-- start SUPPLIED MATERIAL --

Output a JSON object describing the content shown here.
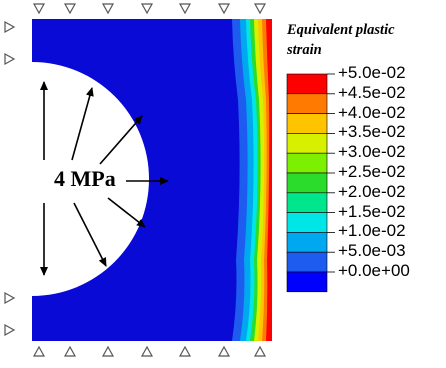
{
  "legend": {
    "title_line1": "Equivalent plastic",
    "title_line2": "strain",
    "levels": [
      {
        "label": "+5.0e-02",
        "color": "#ff0000"
      },
      {
        "label": "+4.5e-02",
        "color": "#ff7a00"
      },
      {
        "label": "+4.0e-02",
        "color": "#ffc400"
      },
      {
        "label": "+3.5e-02",
        "color": "#d7f000"
      },
      {
        "label": "+3.0e-02",
        "color": "#7cf000"
      },
      {
        "label": "+2.5e-02",
        "color": "#2cdc2c"
      },
      {
        "label": "+2.0e-02",
        "color": "#00e68c"
      },
      {
        "label": "+1.5e-02",
        "color": "#00e6e6"
      },
      {
        "label": "+1.0e-02",
        "color": "#00a8f0"
      },
      {
        "label": "+5.0e-03",
        "color": "#1e5cf0"
      },
      {
        "label": "+0.0e+00",
        "color": "#0000ff"
      }
    ]
  },
  "load_label": "4 MPa",
  "colors": {
    "base": "#0a0ad6",
    "hole": "#ffffff",
    "arrows": "#000000",
    "supports": "#555555"
  }
}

-- end SUPPLIED MATERIAL --

» **BRIEF**
Transcribe the whole listing exactly. Pictures stay out of your copy.

» **WORKED SOLUTION**
Output a JSON object describing the content shown here.
{
  "legend": {
    "title_line1": "Equivalent plastic",
    "title_line2": "strain",
    "levels": [
      {
        "label": "+5.0e-02",
        "color": "#ff0000"
      },
      {
        "label": "+4.5e-02",
        "color": "#ff7a00"
      },
      {
        "label": "+4.0e-02",
        "color": "#ffc400"
      },
      {
        "label": "+3.5e-02",
        "color": "#d7f000"
      },
      {
        "label": "+3.0e-02",
        "color": "#7cf000"
      },
      {
        "label": "+2.5e-02",
        "color": "#2cdc2c"
      },
      {
        "label": "+2.0e-02",
        "color": "#00e68c"
      },
      {
        "label": "+1.5e-02",
        "color": "#00e6e6"
      },
      {
        "label": "+1.0e-02",
        "color": "#00a8f0"
      },
      {
        "label": "+5.0e-03",
        "color": "#1e5cf0"
      },
      {
        "label": "+0.0e+00",
        "color": "#0000ff"
      }
    ]
  },
  "load_label": "4 MPa",
  "colors": {
    "base": "#0a0ad6",
    "hole": "#ffffff",
    "arrows": "#000000",
    "supports": "#555555"
  }
}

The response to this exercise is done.